Each line of the data that includes the string "image" is to be copied out.

^^^^

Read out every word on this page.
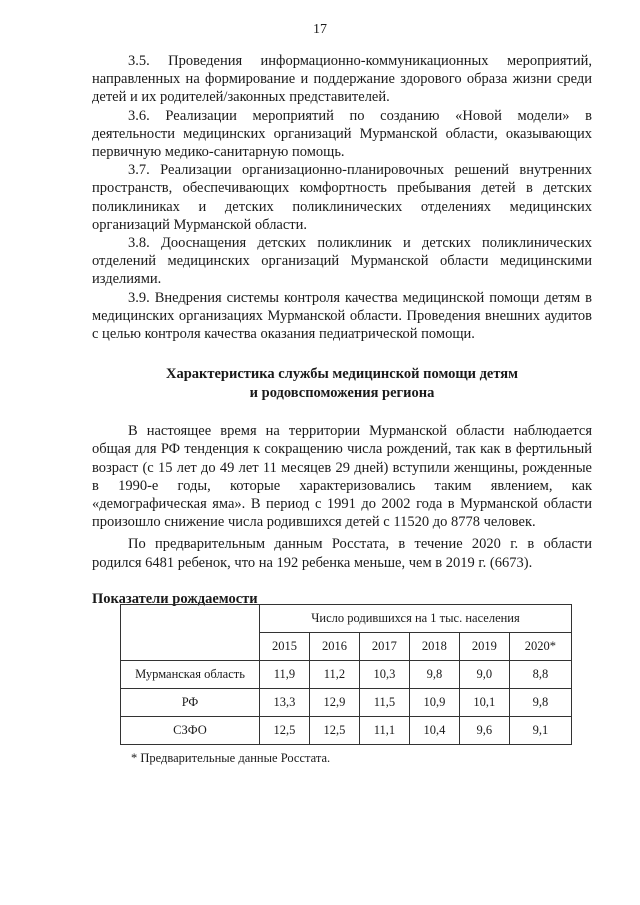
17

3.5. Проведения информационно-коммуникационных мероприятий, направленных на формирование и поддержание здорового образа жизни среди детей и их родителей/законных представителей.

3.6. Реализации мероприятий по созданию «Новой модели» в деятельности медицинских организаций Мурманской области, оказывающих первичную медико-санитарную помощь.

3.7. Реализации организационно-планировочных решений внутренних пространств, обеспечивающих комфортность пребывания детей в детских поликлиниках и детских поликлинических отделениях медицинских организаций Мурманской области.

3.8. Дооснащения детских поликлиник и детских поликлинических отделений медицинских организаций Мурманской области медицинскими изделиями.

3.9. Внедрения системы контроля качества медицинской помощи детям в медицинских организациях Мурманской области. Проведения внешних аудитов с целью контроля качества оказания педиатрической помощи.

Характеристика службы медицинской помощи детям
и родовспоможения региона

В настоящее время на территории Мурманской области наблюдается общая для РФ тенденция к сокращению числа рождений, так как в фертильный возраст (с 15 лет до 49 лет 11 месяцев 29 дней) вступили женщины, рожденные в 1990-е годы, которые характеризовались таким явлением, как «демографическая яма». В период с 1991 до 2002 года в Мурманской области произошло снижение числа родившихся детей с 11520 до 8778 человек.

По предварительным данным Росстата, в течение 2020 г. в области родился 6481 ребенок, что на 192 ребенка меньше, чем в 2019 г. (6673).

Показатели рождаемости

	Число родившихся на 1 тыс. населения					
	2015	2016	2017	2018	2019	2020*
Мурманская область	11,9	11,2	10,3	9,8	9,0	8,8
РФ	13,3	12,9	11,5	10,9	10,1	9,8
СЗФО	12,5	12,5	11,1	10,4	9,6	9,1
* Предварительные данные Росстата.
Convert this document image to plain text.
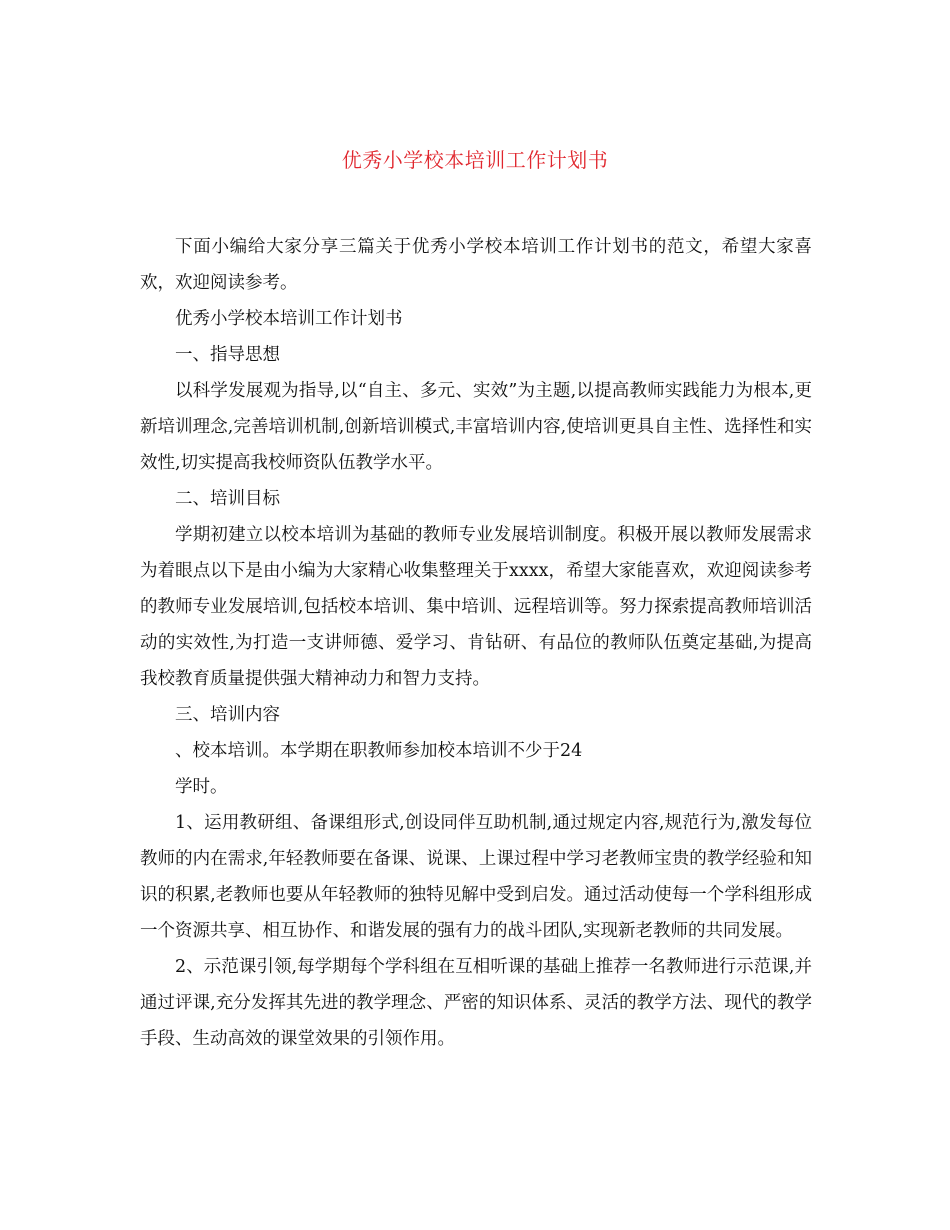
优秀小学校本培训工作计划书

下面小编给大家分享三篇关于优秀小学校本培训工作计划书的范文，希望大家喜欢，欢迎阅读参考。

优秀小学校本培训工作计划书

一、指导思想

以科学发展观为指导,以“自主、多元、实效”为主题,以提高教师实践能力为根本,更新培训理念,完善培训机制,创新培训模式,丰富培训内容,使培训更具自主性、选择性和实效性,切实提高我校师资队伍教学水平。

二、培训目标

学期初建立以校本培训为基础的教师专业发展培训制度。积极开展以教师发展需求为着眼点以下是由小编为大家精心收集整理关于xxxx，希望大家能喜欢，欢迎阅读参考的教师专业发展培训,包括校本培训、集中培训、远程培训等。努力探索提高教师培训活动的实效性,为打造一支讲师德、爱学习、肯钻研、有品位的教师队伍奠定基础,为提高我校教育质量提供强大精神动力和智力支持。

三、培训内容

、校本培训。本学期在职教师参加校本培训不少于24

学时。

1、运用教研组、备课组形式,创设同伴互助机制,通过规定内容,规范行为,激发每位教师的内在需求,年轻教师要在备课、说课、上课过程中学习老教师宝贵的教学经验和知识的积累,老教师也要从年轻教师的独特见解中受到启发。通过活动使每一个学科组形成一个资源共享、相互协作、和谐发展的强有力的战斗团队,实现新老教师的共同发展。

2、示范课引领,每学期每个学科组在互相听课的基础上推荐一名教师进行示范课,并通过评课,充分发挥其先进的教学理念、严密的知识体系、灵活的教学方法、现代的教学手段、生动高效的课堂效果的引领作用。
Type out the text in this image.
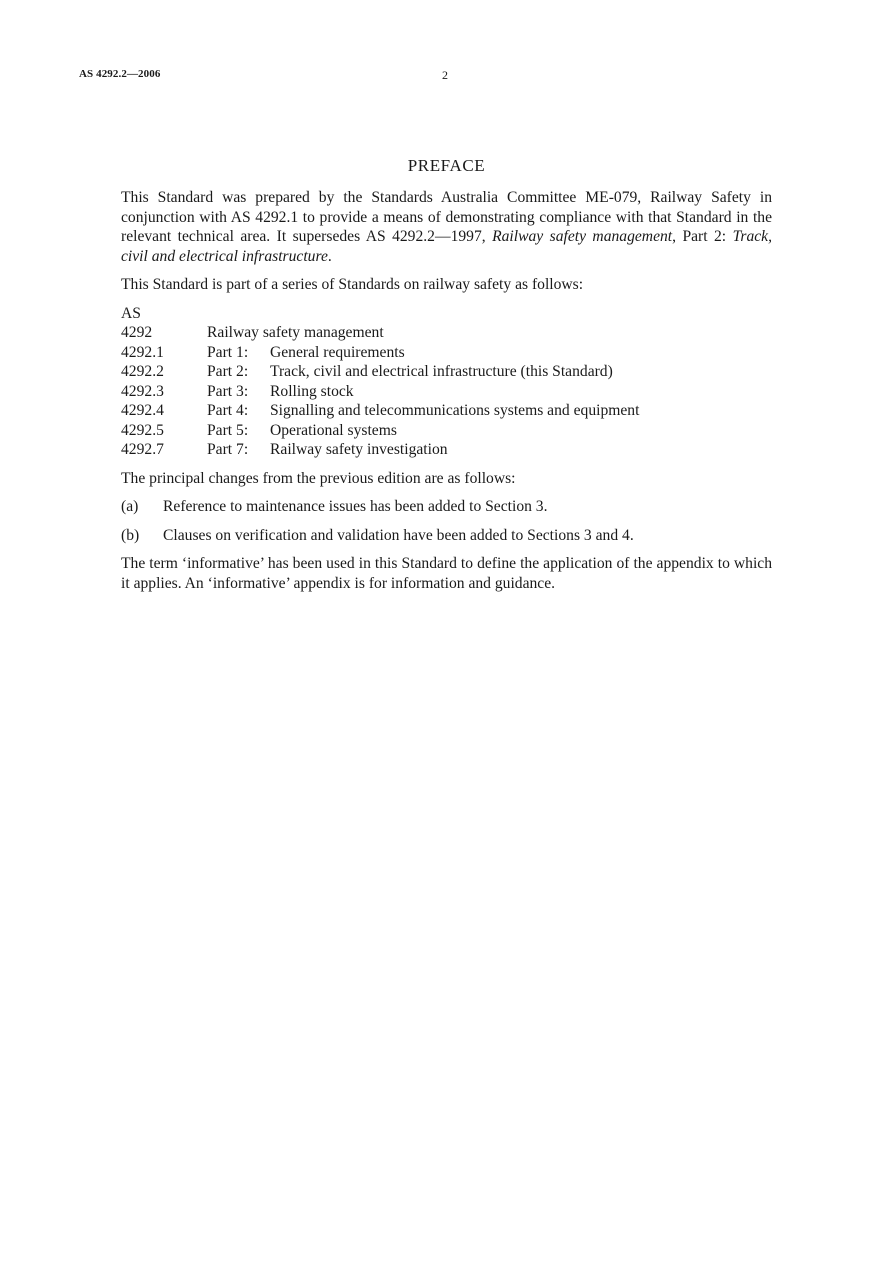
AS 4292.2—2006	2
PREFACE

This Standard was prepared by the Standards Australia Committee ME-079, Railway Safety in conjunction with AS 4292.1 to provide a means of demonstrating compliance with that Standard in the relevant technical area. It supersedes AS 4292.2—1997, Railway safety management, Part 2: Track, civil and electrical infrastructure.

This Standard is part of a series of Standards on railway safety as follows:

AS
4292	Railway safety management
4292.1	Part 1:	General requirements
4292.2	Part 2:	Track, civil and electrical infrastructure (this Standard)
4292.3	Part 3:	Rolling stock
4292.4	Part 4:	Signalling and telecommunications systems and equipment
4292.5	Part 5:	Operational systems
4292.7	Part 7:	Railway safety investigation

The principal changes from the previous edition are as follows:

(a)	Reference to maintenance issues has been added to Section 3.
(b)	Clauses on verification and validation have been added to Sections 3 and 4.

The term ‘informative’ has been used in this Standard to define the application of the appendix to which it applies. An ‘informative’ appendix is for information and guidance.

^^^^

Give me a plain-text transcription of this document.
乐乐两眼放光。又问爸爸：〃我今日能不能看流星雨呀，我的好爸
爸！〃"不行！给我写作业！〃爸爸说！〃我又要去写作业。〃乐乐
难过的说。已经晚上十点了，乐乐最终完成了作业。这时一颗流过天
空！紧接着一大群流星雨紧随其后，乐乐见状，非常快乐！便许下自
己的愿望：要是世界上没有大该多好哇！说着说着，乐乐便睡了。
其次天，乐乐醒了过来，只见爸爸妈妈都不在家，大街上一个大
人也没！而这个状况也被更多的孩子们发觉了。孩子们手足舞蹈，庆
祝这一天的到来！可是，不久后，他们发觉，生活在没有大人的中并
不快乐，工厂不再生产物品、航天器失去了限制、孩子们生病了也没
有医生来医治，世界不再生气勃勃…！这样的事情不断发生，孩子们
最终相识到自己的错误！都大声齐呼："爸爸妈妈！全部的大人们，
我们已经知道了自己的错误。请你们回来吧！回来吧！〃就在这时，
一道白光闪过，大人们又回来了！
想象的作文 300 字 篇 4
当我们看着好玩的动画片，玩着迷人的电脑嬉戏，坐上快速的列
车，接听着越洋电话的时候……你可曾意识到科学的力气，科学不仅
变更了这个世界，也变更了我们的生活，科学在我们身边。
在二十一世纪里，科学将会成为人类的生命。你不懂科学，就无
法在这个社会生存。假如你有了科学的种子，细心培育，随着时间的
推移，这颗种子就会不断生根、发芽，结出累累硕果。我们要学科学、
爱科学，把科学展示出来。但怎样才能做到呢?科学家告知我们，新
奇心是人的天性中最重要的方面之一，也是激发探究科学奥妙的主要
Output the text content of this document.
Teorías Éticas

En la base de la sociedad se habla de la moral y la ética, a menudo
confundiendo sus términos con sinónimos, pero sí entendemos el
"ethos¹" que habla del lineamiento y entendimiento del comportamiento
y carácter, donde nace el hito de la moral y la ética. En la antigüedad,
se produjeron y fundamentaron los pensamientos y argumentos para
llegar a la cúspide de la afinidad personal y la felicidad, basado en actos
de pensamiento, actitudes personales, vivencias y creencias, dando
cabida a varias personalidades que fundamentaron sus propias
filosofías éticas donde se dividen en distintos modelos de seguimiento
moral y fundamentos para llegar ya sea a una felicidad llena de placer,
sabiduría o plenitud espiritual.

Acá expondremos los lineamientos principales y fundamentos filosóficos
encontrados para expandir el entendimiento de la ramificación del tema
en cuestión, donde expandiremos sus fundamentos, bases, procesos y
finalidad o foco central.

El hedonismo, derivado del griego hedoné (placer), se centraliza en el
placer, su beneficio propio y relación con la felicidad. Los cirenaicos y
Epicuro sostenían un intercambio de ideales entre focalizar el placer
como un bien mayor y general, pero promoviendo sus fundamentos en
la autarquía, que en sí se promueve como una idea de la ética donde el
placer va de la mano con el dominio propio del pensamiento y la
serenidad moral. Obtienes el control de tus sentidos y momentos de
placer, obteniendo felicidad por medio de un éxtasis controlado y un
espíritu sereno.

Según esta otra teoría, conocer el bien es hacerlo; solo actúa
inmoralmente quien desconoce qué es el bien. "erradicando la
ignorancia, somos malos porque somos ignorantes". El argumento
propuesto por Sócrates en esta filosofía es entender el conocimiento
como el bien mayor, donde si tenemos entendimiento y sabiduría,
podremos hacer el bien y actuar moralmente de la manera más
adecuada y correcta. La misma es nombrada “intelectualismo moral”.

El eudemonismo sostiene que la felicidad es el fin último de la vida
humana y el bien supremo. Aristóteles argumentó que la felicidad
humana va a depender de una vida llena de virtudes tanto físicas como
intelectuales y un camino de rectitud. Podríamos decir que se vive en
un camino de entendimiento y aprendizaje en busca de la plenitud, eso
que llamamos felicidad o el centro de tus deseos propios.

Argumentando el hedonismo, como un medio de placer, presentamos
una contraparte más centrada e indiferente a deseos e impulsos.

^^^^

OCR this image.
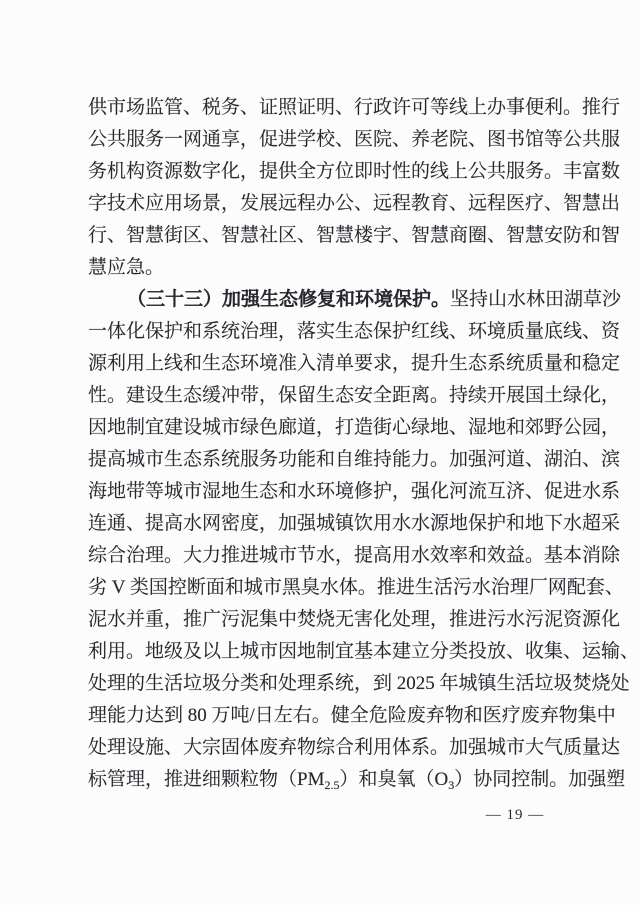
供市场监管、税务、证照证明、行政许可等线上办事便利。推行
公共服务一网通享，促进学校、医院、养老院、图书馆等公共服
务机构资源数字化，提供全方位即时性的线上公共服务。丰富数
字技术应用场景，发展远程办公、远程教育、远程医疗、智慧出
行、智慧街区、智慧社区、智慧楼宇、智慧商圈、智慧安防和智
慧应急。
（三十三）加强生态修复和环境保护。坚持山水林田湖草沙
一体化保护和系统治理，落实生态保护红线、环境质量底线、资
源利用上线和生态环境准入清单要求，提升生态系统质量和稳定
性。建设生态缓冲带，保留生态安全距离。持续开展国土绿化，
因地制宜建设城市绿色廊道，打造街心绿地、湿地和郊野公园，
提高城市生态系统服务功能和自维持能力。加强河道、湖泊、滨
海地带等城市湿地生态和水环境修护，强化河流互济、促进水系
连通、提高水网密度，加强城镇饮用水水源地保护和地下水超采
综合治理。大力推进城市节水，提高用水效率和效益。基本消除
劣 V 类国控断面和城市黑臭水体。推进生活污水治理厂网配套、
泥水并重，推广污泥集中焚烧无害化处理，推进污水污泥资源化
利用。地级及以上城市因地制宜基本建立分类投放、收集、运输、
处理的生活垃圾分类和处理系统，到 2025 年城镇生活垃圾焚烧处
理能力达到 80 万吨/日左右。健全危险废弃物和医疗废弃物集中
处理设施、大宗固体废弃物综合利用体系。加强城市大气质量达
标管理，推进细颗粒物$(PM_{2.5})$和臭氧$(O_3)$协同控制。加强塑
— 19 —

^^^^

Final answer:
Convert this document image to plain text.
Type out the text in this image.
OCR this image.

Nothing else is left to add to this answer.